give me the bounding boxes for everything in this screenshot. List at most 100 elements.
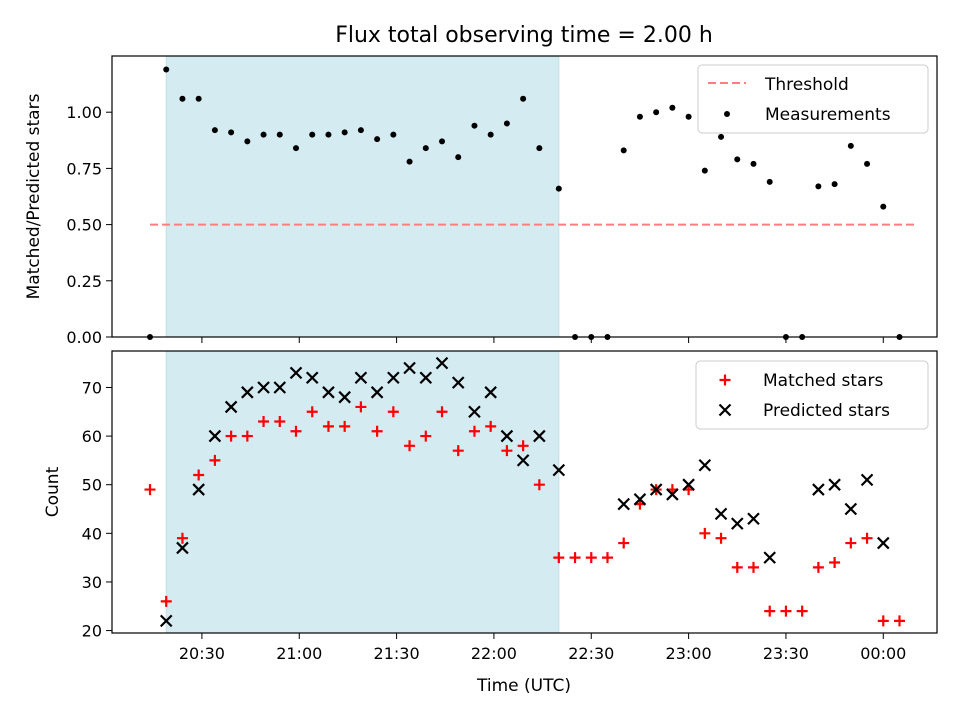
measurement-point xyxy=(163,66,170,73)
predicted-stars-point xyxy=(698,458,712,472)
measurement-point xyxy=(244,138,251,145)
figure-title: Flux total observing time = 2.00 h xyxy=(335,23,713,48)
measurement-point xyxy=(636,113,643,120)
y-tick-label: 0.50 xyxy=(66,216,102,235)
predicted-stars-point xyxy=(484,386,497,399)
measurement-point xyxy=(880,203,887,210)
legend-matched-label: Matched stars xyxy=(763,371,883,391)
predicted-stars-point xyxy=(208,429,222,443)
predicted-stars-point xyxy=(649,483,663,496)
predicted-stars-point xyxy=(387,371,400,385)
measurement-point xyxy=(195,95,202,102)
matched-stars-point xyxy=(533,479,545,491)
measurement-point xyxy=(293,145,300,152)
matched-stars-point xyxy=(209,454,221,466)
matched-stars-point xyxy=(193,469,205,481)
legend-predicted-label: Predicted stars xyxy=(763,401,890,421)
predicted-stars-point xyxy=(435,356,449,370)
matched-stars-point xyxy=(699,527,711,539)
matched-stars-point xyxy=(553,552,565,564)
measurement-point xyxy=(520,95,527,102)
matched-stars-point xyxy=(585,552,597,564)
predicted-stars-point xyxy=(159,614,173,628)
matched-stars-point xyxy=(468,425,480,437)
measurement-point xyxy=(179,95,186,102)
y-tick-label: 0.00 xyxy=(66,328,102,347)
matched-stars-point xyxy=(731,561,743,573)
matched-stars-point xyxy=(780,605,792,617)
matched-stars-point xyxy=(618,537,630,549)
y-tick-label: 1.00 xyxy=(66,103,102,122)
matched-stars-point xyxy=(452,445,464,457)
predicted-stars-point xyxy=(403,361,416,375)
legend-threshold-label: Threshold xyxy=(764,75,849,95)
predicted-stars-point xyxy=(552,463,566,477)
predicted-stars-point xyxy=(730,517,744,530)
matched-stars-point xyxy=(812,561,824,573)
y-tick-label: 40 xyxy=(82,524,102,543)
y-tick-label: 0.25 xyxy=(66,272,102,291)
matched-stars-point xyxy=(601,552,613,564)
y-tick-label: 50 xyxy=(82,476,102,495)
measurement-point xyxy=(211,127,218,134)
matched-stars-point xyxy=(894,615,905,627)
measurement-point xyxy=(864,160,871,167)
measurement-point xyxy=(422,145,429,152)
measurement-point xyxy=(766,178,773,185)
matched-stars-point xyxy=(861,532,873,544)
matched-stars-point xyxy=(845,537,857,549)
predicted-stars-point xyxy=(354,371,368,385)
measurement-point xyxy=(620,147,627,154)
predicted-stars-point xyxy=(860,473,874,487)
measurement-point xyxy=(390,131,397,138)
legend: Threshold Measurements xyxy=(697,64,929,134)
predicted-stars-point xyxy=(666,488,679,501)
x-tick-label: 21:30 xyxy=(374,644,420,663)
measurement-point xyxy=(487,131,494,138)
observing-window-span xyxy=(165,55,560,338)
x-tick-label: 23:00 xyxy=(666,644,712,663)
matched-stars-point xyxy=(225,430,237,442)
matched-stars-point xyxy=(877,615,889,627)
predicted-stars-point xyxy=(763,551,776,564)
x-tick-label: 00:00 xyxy=(860,644,906,663)
measurement-point xyxy=(260,131,267,138)
matched-stars-point xyxy=(371,425,383,437)
legend-measurements-swatch xyxy=(724,111,730,117)
predicted-stars-point xyxy=(451,376,465,389)
predicted-stars-point xyxy=(876,536,890,550)
measurement-point xyxy=(439,138,446,145)
matched-stars-point xyxy=(747,561,759,573)
predicted-stars-point xyxy=(338,390,351,404)
predicted-stars-point xyxy=(533,429,546,443)
measurement-point xyxy=(374,136,381,143)
observing-window-span xyxy=(165,350,560,634)
y-tick-label: 20 xyxy=(82,622,102,641)
x-tick-label: 23:30 xyxy=(763,644,809,663)
matched-stars-point xyxy=(160,595,172,607)
measurement-point xyxy=(685,113,692,120)
predicted-stars-point xyxy=(682,478,695,491)
x-tick-label: 20:30 xyxy=(179,644,225,663)
predicted-stars-point xyxy=(322,386,335,399)
matched-stars-point xyxy=(387,406,399,418)
legend-box xyxy=(695,360,929,430)
legend-predicted-swatch xyxy=(718,403,732,417)
predicted-stars-point xyxy=(468,405,481,419)
matched-stars-point xyxy=(176,532,188,544)
y-tick-label: 70 xyxy=(82,378,102,397)
panel-frame xyxy=(111,350,938,634)
matched-stars-point xyxy=(322,420,334,432)
matched-stars-point xyxy=(306,406,318,418)
matched-stars-point xyxy=(517,440,529,452)
measurement-point xyxy=(831,181,838,188)
measurement-point xyxy=(750,160,757,167)
measurement-point xyxy=(357,127,364,134)
matched-stars-point xyxy=(290,425,302,437)
matched-stars-point xyxy=(241,430,253,442)
y-axis-label: Matched/Predicted stars xyxy=(24,93,44,299)
matched-stars-point xyxy=(420,430,432,442)
predicted-stars-point xyxy=(257,381,270,394)
count-panel: 20 30 40 50 60 70 20:30 21:00 21:30 22:00 22:30 23:… xyxy=(43,350,938,663)
matched-stars-point xyxy=(715,532,727,544)
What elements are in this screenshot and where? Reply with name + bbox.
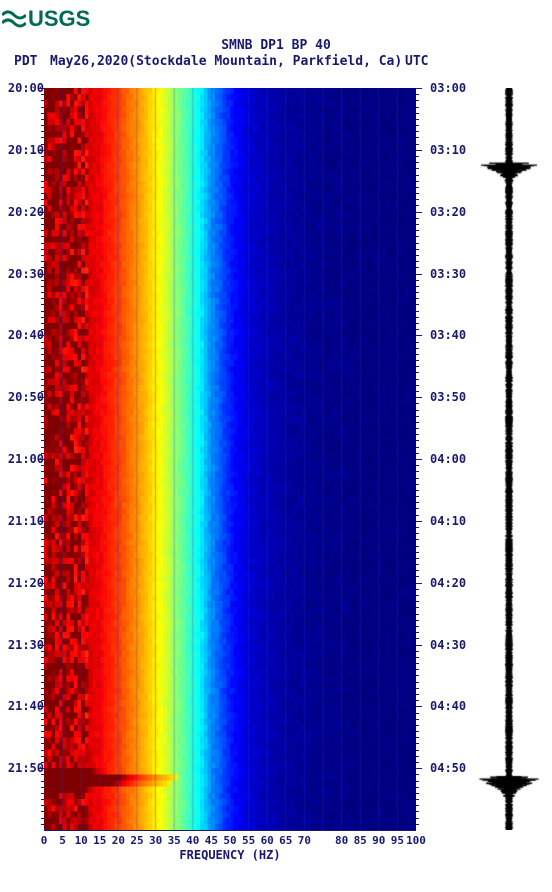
x-axis-label: FREQUENCY (HZ) bbox=[44, 848, 416, 862]
x-tick: 60 bbox=[261, 834, 274, 847]
x-tick: 40 bbox=[186, 834, 199, 847]
x-tick: 45 bbox=[205, 834, 218, 847]
x-tick: 0 bbox=[41, 834, 48, 847]
x-axis: 051015202530354045505560657080859095100 bbox=[44, 830, 416, 846]
usgs-logo: USGS bbox=[2, 6, 90, 32]
x-tick: 90 bbox=[372, 834, 385, 847]
x-tick: 95 bbox=[391, 834, 404, 847]
x-tick: 20 bbox=[112, 834, 125, 847]
x-tick: 100 bbox=[406, 834, 426, 847]
waveform-area bbox=[470, 88, 548, 830]
utc-label: UTC bbox=[405, 54, 428, 69]
chart-title: SMNB DP1 BP 40 bbox=[0, 38, 552, 53]
x-tick: 15 bbox=[93, 834, 106, 847]
x-tick: 25 bbox=[130, 834, 143, 847]
pdt-label: PDT bbox=[14, 54, 37, 69]
x-tick: 80 bbox=[335, 834, 348, 847]
usgs-logo-text: USGS bbox=[28, 6, 90, 32]
x-tick: 55 bbox=[242, 834, 255, 847]
usgs-wave-icon bbox=[2, 9, 26, 29]
x-tick: 30 bbox=[149, 834, 162, 847]
x-tick: 50 bbox=[223, 834, 236, 847]
x-tick: 10 bbox=[75, 834, 88, 847]
date-location: May26,2020(Stockdale Mountain, Parkfield… bbox=[50, 54, 402, 69]
spectrogram-area bbox=[44, 88, 416, 830]
x-tick: 5 bbox=[59, 834, 66, 847]
x-tick: 65 bbox=[279, 834, 292, 847]
x-tick: 85 bbox=[354, 834, 367, 847]
x-tick: 70 bbox=[298, 834, 311, 847]
waveform-canvas bbox=[470, 88, 548, 830]
x-tick: 35 bbox=[168, 834, 181, 847]
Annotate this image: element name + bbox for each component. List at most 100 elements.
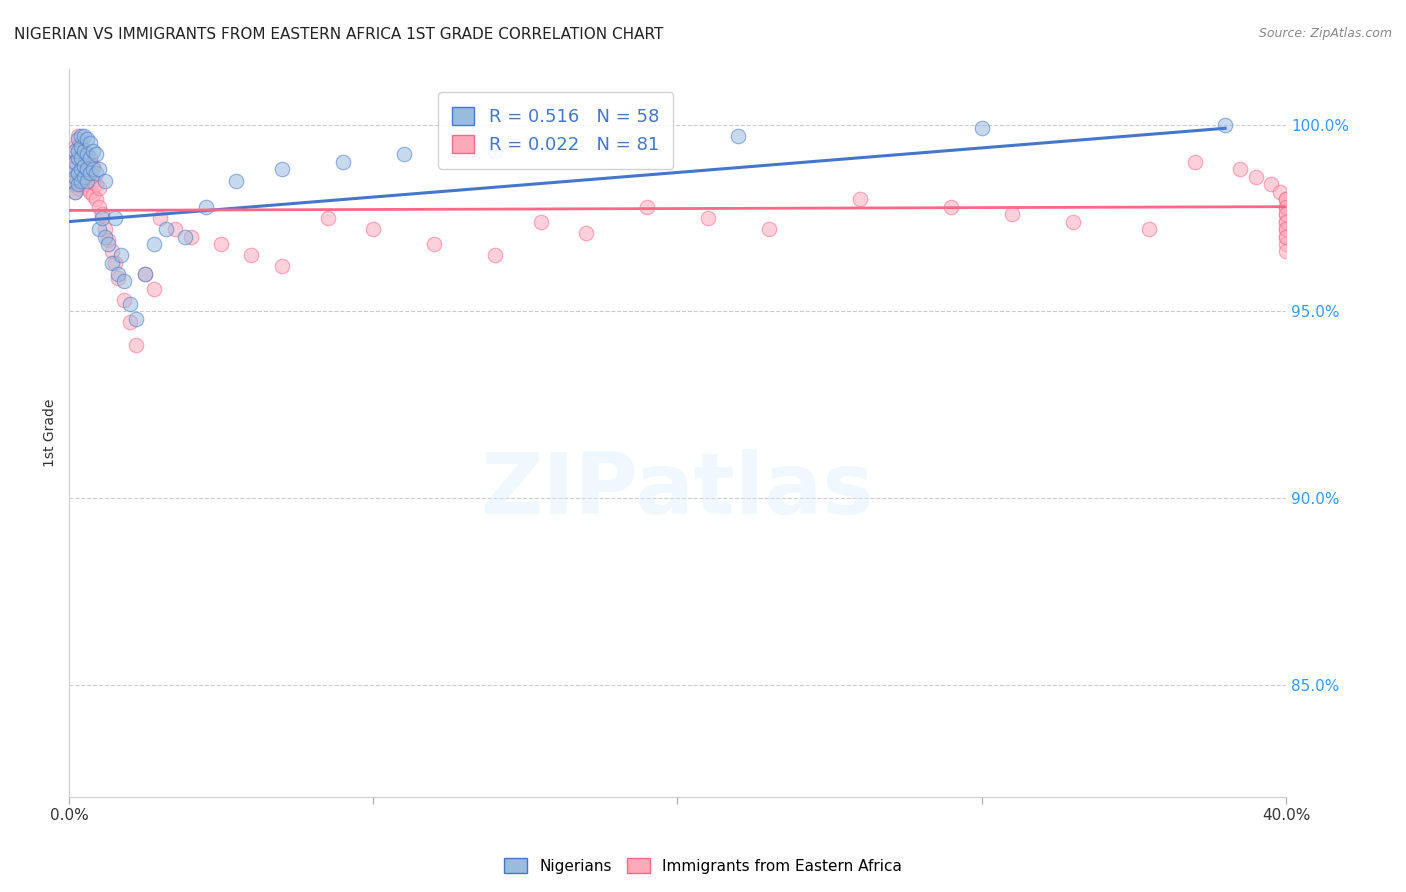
Point [63,140,86,154]
Point [70,128,93,143]
Legend: Nigerians, Immigrants from Eastern Africa: Nigerians, Immigrants from Eastern Afric… [498,852,908,880]
Point [84,166,107,180]
Point [1001,207,1024,221]
Point [97,237,120,252]
Point [423,237,446,252]
Point [76,162,98,177]
Point [60,162,83,177]
Point [271,162,294,177]
Point [849,192,872,206]
Point [70,178,93,192]
Point [316,211,339,225]
Point [125,311,148,326]
Point [143,237,166,252]
Point [73,162,96,177]
Point [1275,214,1298,228]
Point [60,154,83,169]
Point [79,136,101,151]
Point [67,128,90,143]
Point [67,151,90,165]
Point [82,162,104,177]
Point [1275,229,1298,244]
Point [225,173,247,187]
Point [63,185,86,199]
Point [67,181,90,195]
Point [1213,118,1236,132]
Point [332,154,354,169]
Point [73,128,96,143]
Point [67,132,90,146]
Point [1275,244,1298,259]
Point [84,147,107,161]
Point [209,237,232,252]
Point [73,159,96,173]
Point [84,178,107,192]
Point [1268,185,1291,199]
Point [484,248,506,262]
Point [67,140,90,154]
Point [361,222,384,236]
Point [67,151,90,165]
Point [134,267,156,281]
Point [67,166,90,180]
Point [696,211,718,225]
Point [1184,154,1206,169]
Point [970,121,993,136]
Point [1275,229,1298,244]
Point [79,151,101,165]
Point [67,166,90,180]
Point [1275,200,1298,214]
Point [392,147,415,161]
Point [70,173,93,187]
Point [1275,192,1298,206]
Point [70,140,93,154]
Point [758,222,780,236]
Point [1275,207,1298,221]
Point [112,274,135,288]
Point [67,144,90,158]
Point [60,173,83,187]
Point [1275,192,1298,206]
Point [100,244,122,259]
Point [1137,222,1160,236]
Point [63,169,86,184]
Point [134,267,156,281]
Text: NIGERIAN VS IMMIGRANTS FROM EASTERN AFRICA 1ST GRADE CORRELATION CHART: NIGERIAN VS IMMIGRANTS FROM EASTERN AFRI… [14,27,664,42]
Point [89,162,111,177]
Point [149,211,172,225]
Point [79,169,101,184]
Point [82,159,104,173]
Point [63,169,86,184]
Point [1062,214,1084,228]
Point [70,136,93,151]
Point [89,181,111,195]
Point [73,144,96,158]
Point [180,229,202,244]
Point [1275,237,1298,252]
Point [941,200,963,214]
Point [76,173,98,187]
Point [1229,162,1251,177]
Point [575,226,598,240]
Point [107,270,129,285]
Point [79,185,101,199]
Point [73,178,96,192]
Point [118,297,141,311]
Point [63,185,86,199]
Point [112,293,135,307]
Point [91,211,114,225]
Point [1260,178,1282,192]
Point [70,151,93,165]
Point [143,282,166,296]
Point [1275,214,1298,228]
Point [1275,222,1298,236]
Point [107,267,129,281]
Point [529,214,551,228]
Point [636,200,658,214]
Point [125,338,148,352]
Point [1275,222,1298,236]
Point [1244,169,1267,184]
Point [70,162,93,177]
Point [1275,207,1298,221]
Point [70,151,93,165]
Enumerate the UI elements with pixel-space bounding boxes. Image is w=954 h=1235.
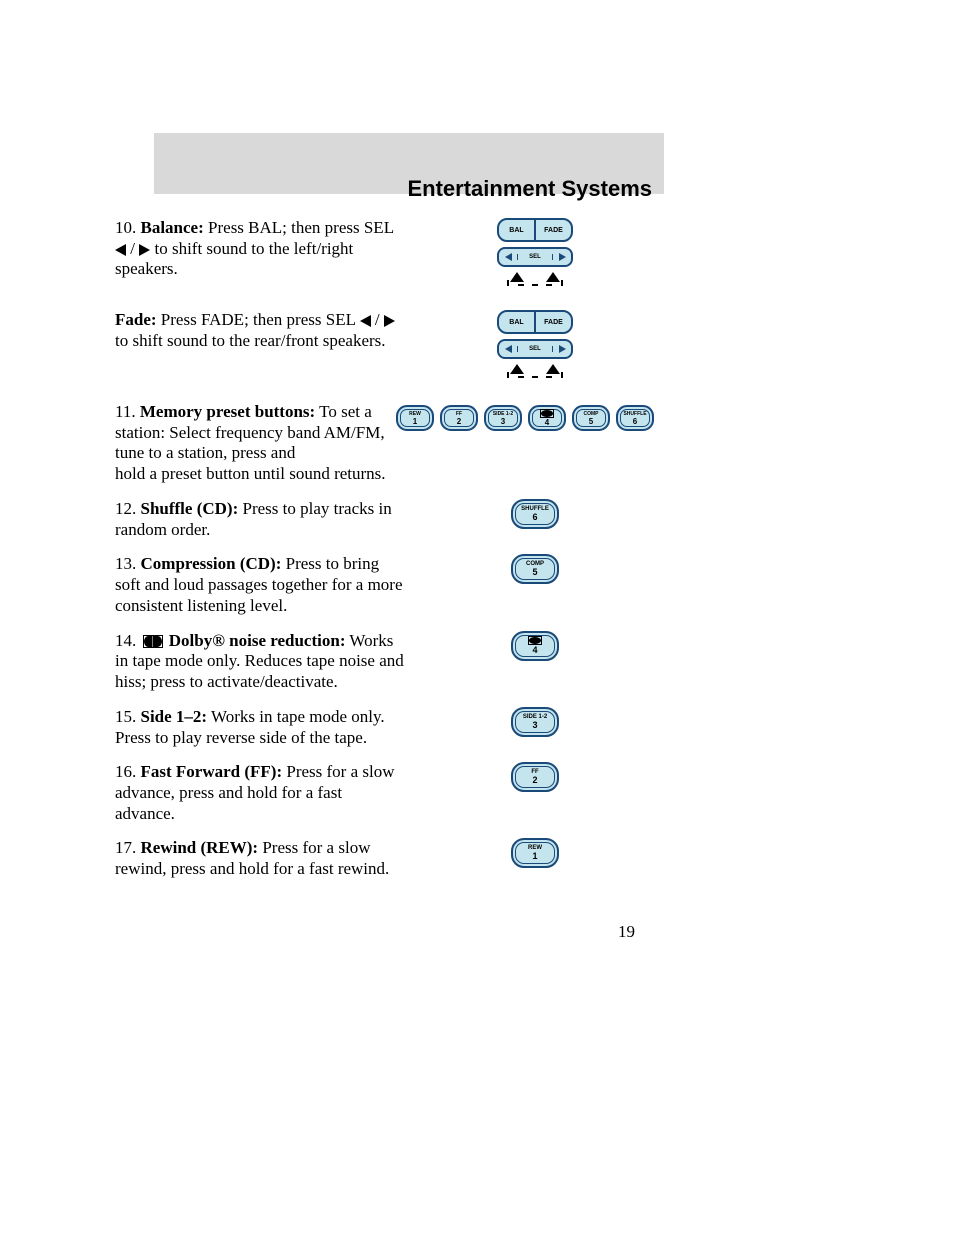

Exercise aim: Please copy the lines of the listing starting at the line that contains "measurement-point xyxy=(163,66,170,73)" and ending at the line that contains "predicted-stars-point xyxy=(387,371,400,385)", including both of those lines. Reproduce them character for character, with nothing added or changed.

Answer to this task:
measurement-point xyxy=(163,66,170,73)
predicted-stars-point xyxy=(698,458,712,472)
measurement-point xyxy=(244,138,251,145)
figure-title: Flux total observing time = 2.00 h xyxy=(335,23,713,48)
measurement-point xyxy=(636,113,643,120)
y-tick-label: 0.50 xyxy=(66,216,102,235)
predicted-stars-point xyxy=(484,386,497,399)
measurement-point xyxy=(880,203,887,210)
legend-matched-label: Matched stars xyxy=(763,371,883,391)
predicted-stars-point xyxy=(208,429,222,443)
predicted-stars-point xyxy=(649,483,663,496)
predicted-stars-point xyxy=(387,371,400,385)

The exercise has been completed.